Guto Rocha
As cotações do frango vivo apresentaram alta de 7,8% nos últimos 30 dias no Paraná. E a expectativa do mercado é de novas altas. Segundo o técnico do Departamento de Economia Rural (Deral) da Secretaria de Agricultura, Guilherme Oscar Richter, o preço médio do quilo da ave para abate passou de R$ 0,62 para R$ 0,69 no período. O preço máximo pago pelo quilo do frango vivo no
Estado atingiu R$ 0,85 na região de Apucarana. No atacado, a ave abatida e resfriada registrou cotação máxima de R$ 1,20.
Richter afirma que a alta se deve, entre outros fatores, à diminuição das ofertas de frango para abate. O técnico observa que no segundo semestre do ano passado o setor apostava em um aquecimento do mercado que acabou não se concretizando. ‘‘Com a crise do Sudeste Asiático houve diminuição das exportações brasileiras para aquela região, e para não haver mais sobras, os produtores diminuíram o alojamento de aves’’, explica.

### INFORMAÇÕES EXIBIDAS
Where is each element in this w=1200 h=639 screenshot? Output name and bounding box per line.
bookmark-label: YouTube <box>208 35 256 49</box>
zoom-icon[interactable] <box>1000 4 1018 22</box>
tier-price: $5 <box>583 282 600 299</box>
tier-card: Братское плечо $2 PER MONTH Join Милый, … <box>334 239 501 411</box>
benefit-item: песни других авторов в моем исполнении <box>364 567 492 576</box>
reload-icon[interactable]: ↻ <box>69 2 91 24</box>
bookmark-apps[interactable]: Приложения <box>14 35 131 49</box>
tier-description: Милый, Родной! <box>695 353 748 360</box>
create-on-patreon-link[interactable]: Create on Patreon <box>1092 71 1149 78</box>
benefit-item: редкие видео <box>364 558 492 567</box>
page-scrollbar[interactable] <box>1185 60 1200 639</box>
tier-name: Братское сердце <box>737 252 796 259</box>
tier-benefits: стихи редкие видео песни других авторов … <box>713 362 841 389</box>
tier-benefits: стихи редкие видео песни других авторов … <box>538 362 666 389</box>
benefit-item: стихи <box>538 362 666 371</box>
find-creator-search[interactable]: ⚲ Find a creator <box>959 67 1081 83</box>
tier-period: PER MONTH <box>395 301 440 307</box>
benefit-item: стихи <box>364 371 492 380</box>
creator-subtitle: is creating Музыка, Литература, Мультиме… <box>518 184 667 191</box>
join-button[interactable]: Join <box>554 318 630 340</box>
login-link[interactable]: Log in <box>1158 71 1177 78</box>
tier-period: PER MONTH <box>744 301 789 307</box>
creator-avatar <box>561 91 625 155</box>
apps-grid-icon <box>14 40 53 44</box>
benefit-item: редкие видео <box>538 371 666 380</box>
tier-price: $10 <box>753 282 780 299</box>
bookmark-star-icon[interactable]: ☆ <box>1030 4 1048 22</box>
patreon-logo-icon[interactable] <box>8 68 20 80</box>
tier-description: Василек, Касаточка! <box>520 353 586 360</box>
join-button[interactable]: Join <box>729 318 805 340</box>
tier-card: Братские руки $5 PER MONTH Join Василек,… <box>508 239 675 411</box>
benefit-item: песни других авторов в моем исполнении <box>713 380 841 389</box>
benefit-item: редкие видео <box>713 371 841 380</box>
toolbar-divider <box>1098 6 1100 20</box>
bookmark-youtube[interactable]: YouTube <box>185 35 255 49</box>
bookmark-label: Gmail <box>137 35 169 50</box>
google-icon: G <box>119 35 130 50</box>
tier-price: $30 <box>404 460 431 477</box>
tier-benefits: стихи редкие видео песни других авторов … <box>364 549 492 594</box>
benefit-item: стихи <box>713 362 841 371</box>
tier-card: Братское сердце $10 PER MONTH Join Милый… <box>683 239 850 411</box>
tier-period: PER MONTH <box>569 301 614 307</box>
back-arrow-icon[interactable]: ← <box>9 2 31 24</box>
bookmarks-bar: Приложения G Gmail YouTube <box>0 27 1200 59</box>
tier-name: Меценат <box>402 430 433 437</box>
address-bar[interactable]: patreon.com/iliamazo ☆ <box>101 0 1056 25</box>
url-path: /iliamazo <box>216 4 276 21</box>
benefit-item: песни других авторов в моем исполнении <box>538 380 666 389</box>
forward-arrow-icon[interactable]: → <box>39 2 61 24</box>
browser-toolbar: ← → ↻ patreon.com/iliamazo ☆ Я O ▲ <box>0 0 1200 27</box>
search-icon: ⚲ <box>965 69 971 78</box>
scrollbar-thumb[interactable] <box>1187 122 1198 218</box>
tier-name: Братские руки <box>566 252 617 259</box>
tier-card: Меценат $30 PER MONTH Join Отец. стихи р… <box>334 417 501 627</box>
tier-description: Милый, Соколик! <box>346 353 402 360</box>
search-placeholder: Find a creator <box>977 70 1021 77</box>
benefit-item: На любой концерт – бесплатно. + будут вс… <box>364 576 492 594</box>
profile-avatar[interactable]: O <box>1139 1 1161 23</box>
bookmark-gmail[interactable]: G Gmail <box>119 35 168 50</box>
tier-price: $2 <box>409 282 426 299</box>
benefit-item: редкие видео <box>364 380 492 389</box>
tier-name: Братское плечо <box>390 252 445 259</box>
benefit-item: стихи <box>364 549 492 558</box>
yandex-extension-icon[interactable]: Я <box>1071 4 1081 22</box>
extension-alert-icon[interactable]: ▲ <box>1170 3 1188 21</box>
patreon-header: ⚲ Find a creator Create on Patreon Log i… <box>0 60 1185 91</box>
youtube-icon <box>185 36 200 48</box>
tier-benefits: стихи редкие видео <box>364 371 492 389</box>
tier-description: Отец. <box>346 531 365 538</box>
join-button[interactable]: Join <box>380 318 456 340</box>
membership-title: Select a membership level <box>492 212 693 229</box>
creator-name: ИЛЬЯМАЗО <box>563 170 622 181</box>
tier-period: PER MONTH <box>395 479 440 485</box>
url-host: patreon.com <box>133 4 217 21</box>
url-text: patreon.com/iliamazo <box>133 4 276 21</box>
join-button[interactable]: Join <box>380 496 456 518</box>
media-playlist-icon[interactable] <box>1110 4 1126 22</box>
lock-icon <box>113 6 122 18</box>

### INSTRUÇÕES DA TAREFA
Reproduza na íntegra, sem nenhuma alteração, o texto sobre a alta do preço do frango vivo no Paraná.

### RESPOSTA
Guto Rocha
As cotações do frango vivo apresentaram alta de 7,8% nos últimos 30 dias no Paraná. E a expectativa do mercado é de novas altas. Segundo o técnico do Departamento de Economia Rural (Deral) da Secretaria de Agricultura, Guilherme Oscar Richter, o preço médio do quilo da ave para abate passou de R$ 0,62 para R$ 0,69 no período. O preço máximo pago pelo quilo do frango vivo no
Estado atingiu R$ 0,85 na região de Apucarana. No atacado, a ave abatida e resfriada registrou cotação máxima de R$ 1,20.
Richter afirma que a alta se deve, entre outros fatores, à diminuição das ofertas de frango para abate. O técnico observa que no segundo semestre do ano passado o setor apostava em um aquecimento do mercado que acabou não se concretizando. ‘‘Com a crise do Sudeste Asiático houve diminuição das exportações brasileiras para aquela região, e para não haver mais sobras, os produtores diminuíram o alojamento de aves’’, explica.